DATA RECORDS

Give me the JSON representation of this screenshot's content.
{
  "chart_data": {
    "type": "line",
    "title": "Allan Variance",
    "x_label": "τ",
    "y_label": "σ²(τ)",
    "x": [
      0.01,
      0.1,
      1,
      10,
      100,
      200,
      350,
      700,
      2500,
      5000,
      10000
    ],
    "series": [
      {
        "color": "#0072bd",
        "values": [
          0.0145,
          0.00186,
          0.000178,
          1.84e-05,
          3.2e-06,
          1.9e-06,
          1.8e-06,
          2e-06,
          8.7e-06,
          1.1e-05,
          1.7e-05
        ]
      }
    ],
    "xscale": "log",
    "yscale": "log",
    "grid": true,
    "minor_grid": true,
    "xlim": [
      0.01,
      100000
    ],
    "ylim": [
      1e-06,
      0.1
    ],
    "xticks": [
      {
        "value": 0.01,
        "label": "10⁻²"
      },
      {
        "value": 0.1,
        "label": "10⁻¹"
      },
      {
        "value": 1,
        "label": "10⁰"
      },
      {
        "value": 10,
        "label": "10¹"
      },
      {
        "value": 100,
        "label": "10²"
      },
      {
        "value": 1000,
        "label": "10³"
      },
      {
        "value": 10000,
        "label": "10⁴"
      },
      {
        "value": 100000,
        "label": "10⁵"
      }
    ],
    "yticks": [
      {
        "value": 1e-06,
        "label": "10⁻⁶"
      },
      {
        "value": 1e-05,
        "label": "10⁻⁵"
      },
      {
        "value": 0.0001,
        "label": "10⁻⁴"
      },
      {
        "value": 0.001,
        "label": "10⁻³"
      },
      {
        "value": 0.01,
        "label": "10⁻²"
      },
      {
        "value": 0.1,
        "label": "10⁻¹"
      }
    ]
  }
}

INSTRUCTIONS FOR THE TASK
Each entry above is to be printed again exactly.

EXPECTED ANSWER
Give me the JSON representation of this screenshot's content.
{
  "chart_data": {
    "type": "line",
    "title": "Allan Variance",
    "x_label": "τ",
    "y_label": "σ²(τ)",
    "x": [
      0.01,
      0.1,
      1,
      10,
      100,
      200,
      350,
      700,
      2500,
      5000,
      10000
    ],
    "series": [
      {
        "color": "#0072bd",
        "values": [
          0.0145,
          0.00186,
          0.000178,
          1.84e-05,
          3.2e-06,
          1.9e-06,
          1.8e-06,
          2e-06,
          8.7e-06,
          1.1e-05,
          1.7e-05
        ]
      }
    ],
    "xscale": "log",
    "yscale": "log",
    "grid": true,
    "minor_grid": true,
    "xlim": [
      0.01,
      100000
    ],
    "ylim": [
      1e-06,
      0.1
    ],
    "xticks": [
      {
        "value": 0.01,
        "label": "10⁻²"
      },
      {
        "value": 0.1,
        "label": "10⁻¹"
      },
      {
        "value": 1,
        "label": "10⁰"
      },
      {
        "value": 10,
        "label": "10¹"
      },
      {
        "value": 100,
        "label": "10²"
      },
      {
        "value": 1000,
        "label": "10³"
      },
      {
        "value": 10000,
        "label": "10⁴"
      },
      {
        "value": 100000,
        "label": "10⁵"
      }
    ],
    "yticks": [
      {
        "value": 1e-06,
        "label": "10⁻⁶"
      },
      {
        "value": 1e-05,
        "label": "10⁻⁵"
      },
      {
        "value": 0.0001,
        "label": "10⁻⁴"
      },
      {
        "value": 0.001,
        "label": "10⁻³"
      },
      {
        "value": 0.01,
        "label": "10⁻²"
      },
      {
        "value": 0.1,
        "label": "10⁻¹"
      }
    ]
  }
}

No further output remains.